### Text passage
+--

Earth Day at Forest Hills Library
Building A Foundation as Queens’ Youngest Volunteers
By Michael Perlman
A day prior to Earth Day, under a beaming sun on a mild spring morning, blooming opportunities were underway at the Forest Hills Library for some of Queens’ youngest and their parents.
As a team, they planted seeds for marigolds, petunias and sunflowers, and learned how to foster healthy growth, as well as participated in two nature-inspired arts and crafts sessions and storytime. They also made new friends, while learning about the holiday and its importance of restoring their community and the planet.
It all began on April 22, 1970, when the inaugural Earth Day was observed, a day which helped launch the Environmental Protection Agency and the Clean Water and Endangered Species Act.
At the time, an approximate 20 million nationwide residents attended events in community gathering spots and schools. According to the Library of Congress, on Earth Day’s 20th anniversary, over 200 million residents spanning 141 countries participated in festivities.
“Earth Day is a great way to defend nature and the earth that are helpless and in need of our help,” said Children’s Librarian Lucianne Pastorello of the Forest Hills Library, who worked passionately and tirelessly with volunteers to make the event a reality, in an interview. She builds upon her experience as a 20-year children’s librarian.
In 2019, She won the QPL Innovation Grant for her “Kids Going Green” series of programs.
“I taught many ways to help the earth, and making a difference for the planet and nature mean very much to me. I continue to incorporate it into my programs,” she said.
At the time, a child at work asked her, “Ms. Lucy, why are the polar bears drowning? It makes me sad.” Then she knew that it was her calling.
“Volunteering is a great way to give back to the community and the world, which especially needs a lot of kindness and understanding right now,” she added.
The children designed a poster with cutouts of flowers and bees, birds with rainbows, earthworms and the earth that they colored with magic markers. A colorful slogan read, “Forest Hills Library Community Garden. It takes a village to raise a child.”
They also drew flowers, trees, the earth, and stars, as well as complementary images with slogans reading “Don’t pollute the ocean” and “Keep the plants alive.” In advance, Pastorello designed a creative display with “Spring Into Reading” and floral and bunny in a basket cutouts. Each book tied into an Earth Day theme, including “Butterflies Belong Here,” “Khalil and Mr. Hagerty and the Backyard Treasures” and “Trillions of Trees.”
“I love to do crafts at the library and make new friends,” said five-year-old Madeline Huie of Rego Park, who volunteered with her three-year-old sister, Matilda Huie. Their mother Diandra Huie said, “They enjoyed planting the seeds and feeling the dirt in their hands. They also help their grandma often with her garden.” She is always happy to lend a helping hand and lead by example. She explained, “I like to teach my daughters to help others, which is a wonderful gift that you can give. It’s also always nice to find new opportunities for my girls to learn about and explore. We enjoy the library, as it is a place that is safe and fun to explore new concepts.”

+--

### Aim
Reproduce the passage of the Earth Day article between "It all began" and "20-year children’s librarian.", inclusive.

### Stored rows
+--

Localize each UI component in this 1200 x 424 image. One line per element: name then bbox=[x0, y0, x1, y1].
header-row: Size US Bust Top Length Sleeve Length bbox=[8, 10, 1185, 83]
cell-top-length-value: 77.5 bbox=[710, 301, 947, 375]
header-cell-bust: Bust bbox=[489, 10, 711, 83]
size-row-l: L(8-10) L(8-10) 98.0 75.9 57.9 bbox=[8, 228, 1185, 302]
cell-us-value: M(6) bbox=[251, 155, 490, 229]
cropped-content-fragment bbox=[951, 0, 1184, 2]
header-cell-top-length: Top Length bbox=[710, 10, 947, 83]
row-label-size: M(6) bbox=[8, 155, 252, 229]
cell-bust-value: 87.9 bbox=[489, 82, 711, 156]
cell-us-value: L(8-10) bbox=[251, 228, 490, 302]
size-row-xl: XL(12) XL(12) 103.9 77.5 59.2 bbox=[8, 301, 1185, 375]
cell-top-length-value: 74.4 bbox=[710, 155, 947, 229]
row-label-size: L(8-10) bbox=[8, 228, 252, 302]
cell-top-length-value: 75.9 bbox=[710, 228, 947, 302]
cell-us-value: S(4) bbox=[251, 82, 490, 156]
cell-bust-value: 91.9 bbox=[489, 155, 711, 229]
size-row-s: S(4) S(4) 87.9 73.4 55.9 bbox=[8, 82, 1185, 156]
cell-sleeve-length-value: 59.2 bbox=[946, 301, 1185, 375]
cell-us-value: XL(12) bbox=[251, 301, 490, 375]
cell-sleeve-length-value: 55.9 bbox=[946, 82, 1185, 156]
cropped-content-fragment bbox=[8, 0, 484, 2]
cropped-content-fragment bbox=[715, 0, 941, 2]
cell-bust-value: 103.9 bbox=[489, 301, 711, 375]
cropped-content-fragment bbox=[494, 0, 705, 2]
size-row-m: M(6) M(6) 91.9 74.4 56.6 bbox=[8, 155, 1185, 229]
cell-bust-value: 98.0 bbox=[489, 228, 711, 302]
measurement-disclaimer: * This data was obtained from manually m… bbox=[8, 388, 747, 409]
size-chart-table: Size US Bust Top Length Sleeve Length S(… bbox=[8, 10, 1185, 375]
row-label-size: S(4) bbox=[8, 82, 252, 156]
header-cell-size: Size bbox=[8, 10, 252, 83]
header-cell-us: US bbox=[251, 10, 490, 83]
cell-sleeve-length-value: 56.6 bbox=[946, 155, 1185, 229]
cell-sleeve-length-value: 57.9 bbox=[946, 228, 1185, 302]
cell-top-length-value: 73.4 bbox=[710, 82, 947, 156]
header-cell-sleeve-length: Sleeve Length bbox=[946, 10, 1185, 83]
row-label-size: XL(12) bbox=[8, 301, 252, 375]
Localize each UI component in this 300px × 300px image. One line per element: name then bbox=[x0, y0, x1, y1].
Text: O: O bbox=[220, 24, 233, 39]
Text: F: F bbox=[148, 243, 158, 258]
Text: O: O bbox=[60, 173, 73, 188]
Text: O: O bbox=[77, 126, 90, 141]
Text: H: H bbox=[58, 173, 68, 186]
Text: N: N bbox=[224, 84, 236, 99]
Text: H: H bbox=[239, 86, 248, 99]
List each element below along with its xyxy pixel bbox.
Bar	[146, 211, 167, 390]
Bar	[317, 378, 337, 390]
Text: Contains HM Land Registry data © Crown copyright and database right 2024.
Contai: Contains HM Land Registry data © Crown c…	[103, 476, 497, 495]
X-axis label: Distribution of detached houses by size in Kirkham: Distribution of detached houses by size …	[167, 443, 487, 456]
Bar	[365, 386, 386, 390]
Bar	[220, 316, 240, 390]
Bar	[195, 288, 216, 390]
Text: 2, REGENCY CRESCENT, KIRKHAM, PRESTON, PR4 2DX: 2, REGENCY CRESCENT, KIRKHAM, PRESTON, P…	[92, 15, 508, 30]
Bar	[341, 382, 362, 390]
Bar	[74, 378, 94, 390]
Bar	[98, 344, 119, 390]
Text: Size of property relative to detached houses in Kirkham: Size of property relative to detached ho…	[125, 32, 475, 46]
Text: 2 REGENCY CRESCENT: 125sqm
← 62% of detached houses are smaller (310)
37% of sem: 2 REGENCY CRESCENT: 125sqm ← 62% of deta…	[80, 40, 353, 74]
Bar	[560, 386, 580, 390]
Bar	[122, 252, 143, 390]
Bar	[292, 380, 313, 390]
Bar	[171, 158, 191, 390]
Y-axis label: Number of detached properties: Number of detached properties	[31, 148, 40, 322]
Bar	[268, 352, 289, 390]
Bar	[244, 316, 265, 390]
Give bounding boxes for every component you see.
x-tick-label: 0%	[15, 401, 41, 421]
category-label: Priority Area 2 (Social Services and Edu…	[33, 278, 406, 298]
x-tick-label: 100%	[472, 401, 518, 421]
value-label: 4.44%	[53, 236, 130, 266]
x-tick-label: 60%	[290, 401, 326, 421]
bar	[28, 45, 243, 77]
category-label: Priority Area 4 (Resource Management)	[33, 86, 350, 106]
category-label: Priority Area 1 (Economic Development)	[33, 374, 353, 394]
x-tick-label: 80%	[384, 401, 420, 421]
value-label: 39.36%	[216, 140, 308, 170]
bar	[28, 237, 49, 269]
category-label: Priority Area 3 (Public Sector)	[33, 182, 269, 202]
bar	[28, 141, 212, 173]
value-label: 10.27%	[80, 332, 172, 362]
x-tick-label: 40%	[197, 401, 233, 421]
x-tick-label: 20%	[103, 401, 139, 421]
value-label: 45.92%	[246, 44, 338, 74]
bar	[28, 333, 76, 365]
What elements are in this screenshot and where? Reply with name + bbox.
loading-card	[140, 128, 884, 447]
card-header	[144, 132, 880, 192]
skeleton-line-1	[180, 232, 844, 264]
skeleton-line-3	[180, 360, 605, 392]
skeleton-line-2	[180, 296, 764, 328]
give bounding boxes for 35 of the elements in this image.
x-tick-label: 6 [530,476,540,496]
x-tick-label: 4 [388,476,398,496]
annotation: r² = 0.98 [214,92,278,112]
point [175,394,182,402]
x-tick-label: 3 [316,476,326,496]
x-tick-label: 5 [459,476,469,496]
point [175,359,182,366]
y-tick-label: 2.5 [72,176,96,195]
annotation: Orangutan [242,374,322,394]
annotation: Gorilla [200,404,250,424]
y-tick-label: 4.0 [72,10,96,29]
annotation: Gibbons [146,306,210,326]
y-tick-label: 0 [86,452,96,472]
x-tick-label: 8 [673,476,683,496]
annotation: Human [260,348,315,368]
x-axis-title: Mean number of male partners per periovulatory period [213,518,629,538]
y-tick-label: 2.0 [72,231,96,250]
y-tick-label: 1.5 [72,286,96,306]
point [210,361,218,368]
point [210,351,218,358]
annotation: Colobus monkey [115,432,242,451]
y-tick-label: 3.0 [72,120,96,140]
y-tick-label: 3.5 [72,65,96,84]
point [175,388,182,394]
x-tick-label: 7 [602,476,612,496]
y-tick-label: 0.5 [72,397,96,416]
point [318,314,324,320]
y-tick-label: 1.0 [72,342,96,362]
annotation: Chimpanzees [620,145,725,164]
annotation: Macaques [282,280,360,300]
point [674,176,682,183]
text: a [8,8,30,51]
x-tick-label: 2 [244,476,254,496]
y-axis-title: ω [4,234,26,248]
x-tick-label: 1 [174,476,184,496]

+--

### Result for this exercise
It all began on April 22, 1970, when the inaugural Earth Day was observed, a day which helped launch the Environmental Protection Agency and the Clean Water and Endangered Species Act.
At the time, an approximate 20 million nationwide residents attended events in community gathering spots and schools. According to the Library of Congress, on Earth Day’s 20th anniversary, over 200 million residents spanning 141 countries participated in festivities.
“Earth Day is a great way to defend nature and the earth that are helpless and in need of our help,” said Children’s Librarian Lucianne Pastorello of the Forest Hills Library, who worked passionately and tirelessly with volunteers to make the event a reality, in an interview. She builds upon her experience as a 20-year children’s librarian.